YOUR GOAL
Please print the records below exactly as they are written.

(Page records with their text)

________

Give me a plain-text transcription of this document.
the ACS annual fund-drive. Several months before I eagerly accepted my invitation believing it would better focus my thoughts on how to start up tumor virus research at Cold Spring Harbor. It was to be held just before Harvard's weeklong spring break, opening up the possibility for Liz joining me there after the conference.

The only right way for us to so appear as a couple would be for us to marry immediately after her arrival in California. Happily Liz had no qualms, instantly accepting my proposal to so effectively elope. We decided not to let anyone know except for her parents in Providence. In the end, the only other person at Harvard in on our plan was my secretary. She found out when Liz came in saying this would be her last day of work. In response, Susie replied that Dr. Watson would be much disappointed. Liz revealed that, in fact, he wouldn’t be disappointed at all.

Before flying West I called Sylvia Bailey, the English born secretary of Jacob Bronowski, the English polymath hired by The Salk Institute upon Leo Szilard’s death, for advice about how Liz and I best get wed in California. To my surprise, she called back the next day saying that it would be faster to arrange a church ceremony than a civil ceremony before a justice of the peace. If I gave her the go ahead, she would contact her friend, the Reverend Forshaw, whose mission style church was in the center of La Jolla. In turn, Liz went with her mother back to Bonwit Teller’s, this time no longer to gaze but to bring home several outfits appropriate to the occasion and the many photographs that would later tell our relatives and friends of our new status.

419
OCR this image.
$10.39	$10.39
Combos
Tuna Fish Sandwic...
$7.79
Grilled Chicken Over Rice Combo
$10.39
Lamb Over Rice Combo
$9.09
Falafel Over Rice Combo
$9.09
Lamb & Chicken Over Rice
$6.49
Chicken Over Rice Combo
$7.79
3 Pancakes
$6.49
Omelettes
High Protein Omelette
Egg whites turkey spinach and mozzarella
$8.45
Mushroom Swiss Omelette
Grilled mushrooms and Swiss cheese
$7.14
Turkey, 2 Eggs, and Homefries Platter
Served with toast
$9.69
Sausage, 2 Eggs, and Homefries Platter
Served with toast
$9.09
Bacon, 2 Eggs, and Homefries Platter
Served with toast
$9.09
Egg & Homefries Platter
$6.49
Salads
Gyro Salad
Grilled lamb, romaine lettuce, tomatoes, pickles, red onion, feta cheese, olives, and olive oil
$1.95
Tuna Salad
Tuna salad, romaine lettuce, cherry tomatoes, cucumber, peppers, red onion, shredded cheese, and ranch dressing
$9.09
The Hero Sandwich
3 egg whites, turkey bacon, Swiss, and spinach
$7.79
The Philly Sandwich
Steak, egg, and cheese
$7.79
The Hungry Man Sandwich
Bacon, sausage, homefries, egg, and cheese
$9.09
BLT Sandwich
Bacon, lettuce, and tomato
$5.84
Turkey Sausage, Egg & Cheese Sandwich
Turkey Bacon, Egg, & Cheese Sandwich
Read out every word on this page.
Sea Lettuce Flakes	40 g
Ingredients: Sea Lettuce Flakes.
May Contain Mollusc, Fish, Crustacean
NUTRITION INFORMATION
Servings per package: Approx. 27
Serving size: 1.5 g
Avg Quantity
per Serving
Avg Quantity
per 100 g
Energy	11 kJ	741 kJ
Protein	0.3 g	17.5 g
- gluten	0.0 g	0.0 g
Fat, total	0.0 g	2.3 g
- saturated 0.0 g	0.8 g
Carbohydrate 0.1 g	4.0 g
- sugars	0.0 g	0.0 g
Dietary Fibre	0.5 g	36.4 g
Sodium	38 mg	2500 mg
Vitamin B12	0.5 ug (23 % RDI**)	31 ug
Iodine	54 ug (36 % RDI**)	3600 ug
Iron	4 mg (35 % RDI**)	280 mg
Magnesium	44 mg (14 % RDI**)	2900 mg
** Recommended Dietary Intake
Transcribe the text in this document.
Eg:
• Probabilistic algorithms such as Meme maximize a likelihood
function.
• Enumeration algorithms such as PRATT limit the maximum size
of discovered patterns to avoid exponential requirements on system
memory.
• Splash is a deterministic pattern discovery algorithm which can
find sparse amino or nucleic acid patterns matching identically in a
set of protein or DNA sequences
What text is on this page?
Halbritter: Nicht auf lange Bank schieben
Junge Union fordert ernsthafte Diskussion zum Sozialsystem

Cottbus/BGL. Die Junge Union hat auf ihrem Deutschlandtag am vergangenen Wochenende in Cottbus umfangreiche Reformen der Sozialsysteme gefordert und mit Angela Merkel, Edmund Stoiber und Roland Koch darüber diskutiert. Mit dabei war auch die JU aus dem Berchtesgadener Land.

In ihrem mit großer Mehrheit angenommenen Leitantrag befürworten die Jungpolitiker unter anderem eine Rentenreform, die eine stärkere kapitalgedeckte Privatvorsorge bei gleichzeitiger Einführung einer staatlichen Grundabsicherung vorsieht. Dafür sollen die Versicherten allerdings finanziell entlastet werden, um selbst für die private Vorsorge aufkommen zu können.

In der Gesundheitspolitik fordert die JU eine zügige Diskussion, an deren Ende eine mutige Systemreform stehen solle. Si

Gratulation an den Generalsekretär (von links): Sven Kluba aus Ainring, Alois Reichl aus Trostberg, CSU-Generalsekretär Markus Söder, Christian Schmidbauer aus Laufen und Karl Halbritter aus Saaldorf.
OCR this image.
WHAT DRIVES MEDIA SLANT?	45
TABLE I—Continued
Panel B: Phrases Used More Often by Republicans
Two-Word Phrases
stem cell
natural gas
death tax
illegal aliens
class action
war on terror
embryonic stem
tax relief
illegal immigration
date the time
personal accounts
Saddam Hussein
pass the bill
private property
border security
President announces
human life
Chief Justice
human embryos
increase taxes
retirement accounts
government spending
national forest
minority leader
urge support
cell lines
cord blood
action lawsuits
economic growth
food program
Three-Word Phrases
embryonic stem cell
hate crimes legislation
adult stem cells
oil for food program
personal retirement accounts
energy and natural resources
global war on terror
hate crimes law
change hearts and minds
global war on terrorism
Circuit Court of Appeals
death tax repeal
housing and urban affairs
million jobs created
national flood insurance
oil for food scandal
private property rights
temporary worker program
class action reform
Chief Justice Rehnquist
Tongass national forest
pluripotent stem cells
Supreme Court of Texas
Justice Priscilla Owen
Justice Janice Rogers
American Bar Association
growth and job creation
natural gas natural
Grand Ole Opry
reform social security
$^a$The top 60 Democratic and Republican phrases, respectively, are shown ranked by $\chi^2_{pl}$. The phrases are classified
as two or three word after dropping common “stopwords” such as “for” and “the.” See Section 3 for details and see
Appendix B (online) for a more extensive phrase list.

________

ANSWER SPACE
Give me a plain-text transcription of this document.
the ACS annual fund-drive. Several months before I eagerly accepted my invitation believing it would better focus my thoughts on how to start up tumor virus research at Cold Spring Harbor. It was to be held just before Harvard's weeklong spring break, opening up the possibility for Liz joining me there after the conference.

The only right way for us to so appear as a couple would be for us to marry immediately after her arrival in California. Happily Liz had no qualms, instantly accepting my proposal to so effectively elope. We decided not to let anyone know except for her parents in Providence. In the end, the only other person at Harvard in on our plan was my secretary. She found out when Liz came in saying this would be her last day of work. In response, Susie replied that Dr. Watson would be much disappointed. Liz revealed that, in fact, he wouldn’t be disappointed at all.

Before flying West I called Sylvia Bailey, the English born secretary of Jacob Bronowski, the English polymath hired by The Salk Institute upon Leo Szilard’s death, for advice about how Liz and I best get wed in California. To my surprise, she called back the next day saying that it would be faster to arrange a church ceremony than a civil ceremony before a justice of the peace. If I gave her the go ahead, she would contact her friend, the Reverend Forshaw, whose mission style church was in the center of La Jolla. In turn, Liz went with her mother back to Bonwit Teller’s, this time no longer to gaze but to bring home several outfits appropriate to the occasion and the many photographs that would later tell our relatives and friends of our new status.

419
OCR this image.
$10.39	$10.39
Combos
Tuna Fish Sandwic...
$7.79
Grilled Chicken Over Rice Combo
$10.39
Lamb Over Rice Combo
$9.09
Falafel Over Rice Combo
$9.09
Lamb & Chicken Over Rice
$6.49
Chicken Over Rice Combo
$7.79
3 Pancakes
$6.49
Omelettes
High Protein Omelette
Egg whites turkey spinach and mozzarella
$8.45
Mushroom Swiss Omelette
Grilled mushrooms and Swiss cheese
$7.14
Turkey, 2 Eggs, and Homefries Platter
Served with toast
$9.69
Sausage, 2 Eggs, and Homefries Platter
Served with toast
$9.09
Bacon, 2 Eggs, and Homefries Platter
Served with toast
$9.09
Egg & Homefries Platter
$6.49
Salads
Gyro Salad
Grilled lamb, romaine lettuce, tomatoes, pickles, red onion, feta cheese, olives, and olive oil
$1.95
Tuna Salad
Tuna salad, romaine lettuce, cherry tomatoes, cucumber, peppers, red onion, shredded cheese, and ranch dressing
$9.09
The Hero Sandwich
3 egg whites, turkey bacon, Swiss, and spinach
$7.79
The Philly Sandwich
Steak, egg, and cheese
$7.79
The Hungry Man Sandwich
Bacon, sausage, homefries, egg, and cheese
$9.09
BLT Sandwich
Bacon, lettuce, and tomato
$5.84
Turkey Sausage, Egg & Cheese Sandwich
Turkey Bacon, Egg, & Cheese Sandwich
Read out every word on this page.
Sea Lettuce Flakes	40 g
Ingredients: Sea Lettuce Flakes.
May Contain Mollusc, Fish, Crustacean
NUTRITION INFORMATION
Servings per package: Approx. 27
Serving size: 1.5 g
Avg Quantity
per Serving
Avg Quantity
per 100 g
Energy	11 kJ	741 kJ
Protein	0.3 g	17.5 g
- gluten	0.0 g	0.0 g
Fat, total	0.0 g	2.3 g
- saturated 0.0 g	0.8 g
Carbohydrate 0.1 g	4.0 g
- sugars	0.0 g	0.0 g
Dietary Fibre	0.5 g	36.4 g
Sodium	38 mg	2500 mg
Vitamin B12	0.5 ug (23 % RDI**)	31 ug
Iodine	54 ug (36 % RDI**)	3600 ug
Iron	4 mg (35 % RDI**)	280 mg
Magnesium	44 mg (14 % RDI**)	2900 mg
** Recommended Dietary Intake
Transcribe the text in this document.
Eg:
• Probabilistic algorithms such as Meme maximize a likelihood
function.
• Enumeration algorithms such as PRATT limit the maximum size
of discovered patterns to avoid exponential requirements on system
memory.
• Splash is a deterministic pattern discovery algorithm which can
find sparse amino or nucleic acid patterns matching identically in a
set of protein or DNA sequences
What text is on this page?
Halbritter: Nicht auf lange Bank schieben
Junge Union fordert ernsthafte Diskussion zum Sozialsystem

Cottbus/BGL. Die Junge Union hat auf ihrem Deutschlandtag am vergangenen Wochenende in Cottbus umfangreiche Reformen der Sozialsysteme gefordert und mit Angela Merkel, Edmund Stoiber und Roland Koch darüber diskutiert. Mit dabei war auch die JU aus dem Berchtesgadener Land.

In ihrem mit großer Mehrheit angenommenen Leitantrag befürworten die Jungpolitiker unter anderem eine Rentenreform, die eine stärkere kapitalgedeckte Privatvorsorge bei gleichzeitiger Einführung einer staatlichen Grundabsicherung vorsieht. Dafür sollen die Versicherten allerdings finanziell entlastet werden, um selbst für die private Vorsorge aufkommen zu können.

In der Gesundheitspolitik fordert die JU eine zügige Diskussion, an deren Ende eine mutige Systemreform stehen solle. Si

Gratulation an den Generalsekretär (von links): Sven Kluba aus Ainring, Alois Reichl aus Trostberg, CSU-Generalsekretär Markus Söder, Christian Schmidbauer aus Laufen und Karl Halbritter aus Saaldorf.
OCR this image.
WHAT DRIVES MEDIA SLANT?	45
TABLE I—Continued
Panel B: Phrases Used More Often by Republicans
Two-Word Phrases
stem cell
natural gas
death tax
illegal aliens
class action
war on terror
embryonic stem
tax relief
illegal immigration
date the time
personal accounts
Saddam Hussein
pass the bill
private property
border security
President announces
human life
Chief Justice
human embryos
increase taxes
retirement accounts
government spending
national forest
minority leader
urge support
cell lines
cord blood
action lawsuits
economic growth
food program
Three-Word Phrases
embryonic stem cell
hate crimes legislation
adult stem cells
oil for food program
personal retirement accounts
energy and natural resources
global war on terror
hate crimes law
change hearts and minds
global war on terrorism
Circuit Court of Appeals
death tax repeal
housing and urban affairs
million jobs created
national flood insurance
oil for food scandal
private property rights
temporary worker program
class action reform
Chief Justice Rehnquist
Tongass national forest
pluripotent stem cells
Supreme Court of Texas
Justice Priscilla Owen
Justice Janice Rogers
American Bar Association
growth and job creation
natural gas natural
Grand Ole Opry
reform social security
$^a$The top 60 Democratic and Republican phrases, respectively, are shown ranked by $\chi^2_{pl}$. The phrases are classified
as two or three word after dropping common “stopwords” such as “for” and “the.” See Section 3 for details and see
Appendix B (online) for a more extensive phrase list.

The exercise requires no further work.